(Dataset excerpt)
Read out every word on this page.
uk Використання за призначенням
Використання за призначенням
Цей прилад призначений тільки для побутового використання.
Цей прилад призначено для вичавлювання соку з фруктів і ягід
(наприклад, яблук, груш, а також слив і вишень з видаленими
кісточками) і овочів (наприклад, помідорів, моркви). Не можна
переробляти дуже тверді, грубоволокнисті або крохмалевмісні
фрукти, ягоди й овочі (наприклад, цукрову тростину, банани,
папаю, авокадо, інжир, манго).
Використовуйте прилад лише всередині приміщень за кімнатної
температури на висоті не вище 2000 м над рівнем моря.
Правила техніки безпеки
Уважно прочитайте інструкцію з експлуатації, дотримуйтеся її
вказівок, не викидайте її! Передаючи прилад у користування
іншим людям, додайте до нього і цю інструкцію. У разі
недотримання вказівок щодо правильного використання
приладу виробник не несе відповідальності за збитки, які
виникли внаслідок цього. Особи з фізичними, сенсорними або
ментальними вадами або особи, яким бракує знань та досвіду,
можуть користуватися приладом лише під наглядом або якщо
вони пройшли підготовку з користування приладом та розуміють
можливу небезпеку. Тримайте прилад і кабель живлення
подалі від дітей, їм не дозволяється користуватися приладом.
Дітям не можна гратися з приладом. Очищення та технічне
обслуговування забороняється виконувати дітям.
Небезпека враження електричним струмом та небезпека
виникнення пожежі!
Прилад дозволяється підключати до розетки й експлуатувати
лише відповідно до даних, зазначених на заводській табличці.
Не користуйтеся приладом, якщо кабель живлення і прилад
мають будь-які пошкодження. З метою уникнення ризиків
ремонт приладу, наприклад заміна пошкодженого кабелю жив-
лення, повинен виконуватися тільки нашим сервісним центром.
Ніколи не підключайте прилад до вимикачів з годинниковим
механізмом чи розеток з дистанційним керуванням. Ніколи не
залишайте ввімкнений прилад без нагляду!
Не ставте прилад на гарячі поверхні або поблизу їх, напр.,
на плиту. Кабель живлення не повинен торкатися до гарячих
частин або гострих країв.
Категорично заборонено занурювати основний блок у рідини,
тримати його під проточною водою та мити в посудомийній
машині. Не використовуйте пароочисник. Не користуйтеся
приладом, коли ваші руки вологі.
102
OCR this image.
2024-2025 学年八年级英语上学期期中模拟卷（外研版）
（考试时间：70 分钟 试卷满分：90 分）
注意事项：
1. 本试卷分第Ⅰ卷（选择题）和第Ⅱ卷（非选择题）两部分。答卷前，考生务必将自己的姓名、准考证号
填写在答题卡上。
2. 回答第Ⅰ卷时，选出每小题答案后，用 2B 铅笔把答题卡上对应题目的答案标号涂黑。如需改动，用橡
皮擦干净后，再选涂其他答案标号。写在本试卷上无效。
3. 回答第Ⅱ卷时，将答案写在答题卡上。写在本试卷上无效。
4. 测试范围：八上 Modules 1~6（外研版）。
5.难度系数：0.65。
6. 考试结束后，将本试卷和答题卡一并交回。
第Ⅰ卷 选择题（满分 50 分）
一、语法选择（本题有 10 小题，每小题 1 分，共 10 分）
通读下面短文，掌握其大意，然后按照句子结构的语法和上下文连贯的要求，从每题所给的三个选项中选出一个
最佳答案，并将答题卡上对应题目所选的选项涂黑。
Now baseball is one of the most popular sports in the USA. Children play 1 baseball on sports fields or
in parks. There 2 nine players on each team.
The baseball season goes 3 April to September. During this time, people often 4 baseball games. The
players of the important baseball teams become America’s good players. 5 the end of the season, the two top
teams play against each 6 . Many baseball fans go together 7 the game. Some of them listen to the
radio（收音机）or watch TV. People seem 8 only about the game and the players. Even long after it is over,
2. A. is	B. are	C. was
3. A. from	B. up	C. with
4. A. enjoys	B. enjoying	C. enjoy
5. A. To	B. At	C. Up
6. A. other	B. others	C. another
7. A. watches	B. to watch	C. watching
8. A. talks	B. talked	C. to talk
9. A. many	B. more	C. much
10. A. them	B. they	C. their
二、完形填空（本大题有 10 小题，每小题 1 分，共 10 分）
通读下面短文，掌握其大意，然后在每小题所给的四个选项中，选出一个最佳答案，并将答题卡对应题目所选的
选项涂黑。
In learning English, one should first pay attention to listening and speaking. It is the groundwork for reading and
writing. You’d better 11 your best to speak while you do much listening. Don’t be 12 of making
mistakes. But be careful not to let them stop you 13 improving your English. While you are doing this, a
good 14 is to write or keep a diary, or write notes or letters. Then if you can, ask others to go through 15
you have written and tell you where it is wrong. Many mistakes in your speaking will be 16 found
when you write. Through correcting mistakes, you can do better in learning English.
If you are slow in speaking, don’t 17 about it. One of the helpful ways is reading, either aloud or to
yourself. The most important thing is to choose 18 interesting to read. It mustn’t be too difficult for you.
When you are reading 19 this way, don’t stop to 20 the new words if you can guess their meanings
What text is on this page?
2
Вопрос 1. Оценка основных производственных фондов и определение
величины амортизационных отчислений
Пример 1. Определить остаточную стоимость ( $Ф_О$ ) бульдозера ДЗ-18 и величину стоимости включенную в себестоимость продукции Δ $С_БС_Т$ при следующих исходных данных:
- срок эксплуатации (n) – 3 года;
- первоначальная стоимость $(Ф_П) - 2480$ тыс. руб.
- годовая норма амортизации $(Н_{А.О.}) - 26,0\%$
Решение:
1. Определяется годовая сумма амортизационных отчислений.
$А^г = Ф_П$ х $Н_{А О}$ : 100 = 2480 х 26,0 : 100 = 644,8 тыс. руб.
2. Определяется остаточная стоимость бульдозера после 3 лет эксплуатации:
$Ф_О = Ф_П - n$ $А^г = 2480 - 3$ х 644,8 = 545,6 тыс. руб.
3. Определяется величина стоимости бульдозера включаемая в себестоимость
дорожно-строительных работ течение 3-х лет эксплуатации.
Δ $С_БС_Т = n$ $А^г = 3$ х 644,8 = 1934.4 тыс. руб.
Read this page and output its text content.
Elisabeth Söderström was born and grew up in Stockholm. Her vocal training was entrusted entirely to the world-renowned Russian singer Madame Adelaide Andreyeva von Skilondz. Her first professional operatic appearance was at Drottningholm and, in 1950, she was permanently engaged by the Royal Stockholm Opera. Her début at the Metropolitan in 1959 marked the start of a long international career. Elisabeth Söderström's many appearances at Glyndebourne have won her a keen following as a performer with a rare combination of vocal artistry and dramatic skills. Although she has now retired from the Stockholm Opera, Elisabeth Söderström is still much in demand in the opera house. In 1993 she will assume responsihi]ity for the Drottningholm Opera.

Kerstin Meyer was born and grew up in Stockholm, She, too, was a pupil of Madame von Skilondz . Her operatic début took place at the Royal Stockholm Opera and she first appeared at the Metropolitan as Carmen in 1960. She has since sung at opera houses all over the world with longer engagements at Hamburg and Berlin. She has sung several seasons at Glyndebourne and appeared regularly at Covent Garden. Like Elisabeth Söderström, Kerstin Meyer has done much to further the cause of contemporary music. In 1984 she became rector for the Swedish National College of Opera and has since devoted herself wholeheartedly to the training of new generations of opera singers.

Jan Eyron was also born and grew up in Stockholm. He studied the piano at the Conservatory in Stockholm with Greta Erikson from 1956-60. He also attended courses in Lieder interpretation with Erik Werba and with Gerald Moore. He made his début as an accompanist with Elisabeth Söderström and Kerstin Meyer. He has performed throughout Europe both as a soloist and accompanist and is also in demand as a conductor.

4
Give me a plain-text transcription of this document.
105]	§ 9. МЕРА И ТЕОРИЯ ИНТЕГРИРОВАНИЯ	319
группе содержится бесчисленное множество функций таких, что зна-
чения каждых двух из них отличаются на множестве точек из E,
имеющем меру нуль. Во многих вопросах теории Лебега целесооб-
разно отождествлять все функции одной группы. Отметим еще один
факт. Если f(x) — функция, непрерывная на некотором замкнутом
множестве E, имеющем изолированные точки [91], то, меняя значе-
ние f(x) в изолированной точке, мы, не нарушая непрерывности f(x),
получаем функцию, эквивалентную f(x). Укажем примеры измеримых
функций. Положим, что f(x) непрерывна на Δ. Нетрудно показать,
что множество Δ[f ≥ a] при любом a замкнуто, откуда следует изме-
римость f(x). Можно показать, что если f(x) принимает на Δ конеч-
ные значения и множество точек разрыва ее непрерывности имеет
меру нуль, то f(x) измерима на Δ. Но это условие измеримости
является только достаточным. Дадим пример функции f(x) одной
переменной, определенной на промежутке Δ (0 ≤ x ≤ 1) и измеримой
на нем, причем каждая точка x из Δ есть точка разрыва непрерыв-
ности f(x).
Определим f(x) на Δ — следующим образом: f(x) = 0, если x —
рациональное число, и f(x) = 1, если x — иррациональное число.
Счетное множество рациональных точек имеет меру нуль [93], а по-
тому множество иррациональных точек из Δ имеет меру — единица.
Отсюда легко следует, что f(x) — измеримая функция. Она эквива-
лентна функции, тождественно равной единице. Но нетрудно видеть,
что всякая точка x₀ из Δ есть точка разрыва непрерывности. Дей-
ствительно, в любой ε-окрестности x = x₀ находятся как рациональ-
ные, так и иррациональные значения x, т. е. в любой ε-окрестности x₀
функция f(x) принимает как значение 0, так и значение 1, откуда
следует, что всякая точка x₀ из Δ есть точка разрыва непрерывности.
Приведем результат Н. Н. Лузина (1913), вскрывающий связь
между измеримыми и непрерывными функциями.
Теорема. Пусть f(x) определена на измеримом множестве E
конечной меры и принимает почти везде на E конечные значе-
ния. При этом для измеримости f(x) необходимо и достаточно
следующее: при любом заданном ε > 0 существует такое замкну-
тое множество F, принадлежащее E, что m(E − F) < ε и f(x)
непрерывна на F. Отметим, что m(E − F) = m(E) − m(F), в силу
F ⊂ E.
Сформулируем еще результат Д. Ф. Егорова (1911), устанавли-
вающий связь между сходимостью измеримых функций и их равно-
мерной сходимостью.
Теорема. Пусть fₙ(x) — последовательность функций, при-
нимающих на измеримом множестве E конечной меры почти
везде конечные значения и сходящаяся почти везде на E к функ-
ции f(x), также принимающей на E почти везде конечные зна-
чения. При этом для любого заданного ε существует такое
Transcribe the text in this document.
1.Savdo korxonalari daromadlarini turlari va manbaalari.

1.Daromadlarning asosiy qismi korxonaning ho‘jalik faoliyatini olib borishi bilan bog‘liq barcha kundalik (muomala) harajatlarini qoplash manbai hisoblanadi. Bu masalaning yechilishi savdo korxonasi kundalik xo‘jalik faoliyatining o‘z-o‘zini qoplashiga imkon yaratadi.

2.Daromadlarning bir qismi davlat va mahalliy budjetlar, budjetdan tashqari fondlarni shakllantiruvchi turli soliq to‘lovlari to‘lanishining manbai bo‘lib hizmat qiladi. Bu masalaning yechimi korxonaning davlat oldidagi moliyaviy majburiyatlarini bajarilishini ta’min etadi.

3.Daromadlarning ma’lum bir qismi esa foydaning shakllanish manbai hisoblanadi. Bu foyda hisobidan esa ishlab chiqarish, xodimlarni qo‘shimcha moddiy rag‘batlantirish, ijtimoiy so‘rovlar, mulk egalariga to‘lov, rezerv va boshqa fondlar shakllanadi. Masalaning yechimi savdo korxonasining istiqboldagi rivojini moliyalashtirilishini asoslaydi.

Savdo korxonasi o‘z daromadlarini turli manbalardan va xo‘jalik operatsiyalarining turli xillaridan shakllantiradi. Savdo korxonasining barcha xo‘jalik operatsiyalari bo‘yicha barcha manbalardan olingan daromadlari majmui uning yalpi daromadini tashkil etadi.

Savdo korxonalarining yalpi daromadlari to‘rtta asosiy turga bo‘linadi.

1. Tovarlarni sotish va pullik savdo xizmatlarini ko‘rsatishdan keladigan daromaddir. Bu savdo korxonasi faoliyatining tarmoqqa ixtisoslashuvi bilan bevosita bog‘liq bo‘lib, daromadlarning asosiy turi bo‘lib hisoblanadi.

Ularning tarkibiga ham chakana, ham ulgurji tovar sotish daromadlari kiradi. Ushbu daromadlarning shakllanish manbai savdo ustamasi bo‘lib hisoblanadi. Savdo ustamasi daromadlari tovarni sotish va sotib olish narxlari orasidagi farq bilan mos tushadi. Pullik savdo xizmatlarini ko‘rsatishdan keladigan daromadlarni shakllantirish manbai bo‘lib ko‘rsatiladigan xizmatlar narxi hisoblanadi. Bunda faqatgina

* Exercise goal:
Every line of the listing that holds "Теорема" should be found and copied.

* Final result:
Теорема. Пусть f(x) определена на измеримом множестве E
Теорема. Пусть fₙ(x) — последовательность функций, при-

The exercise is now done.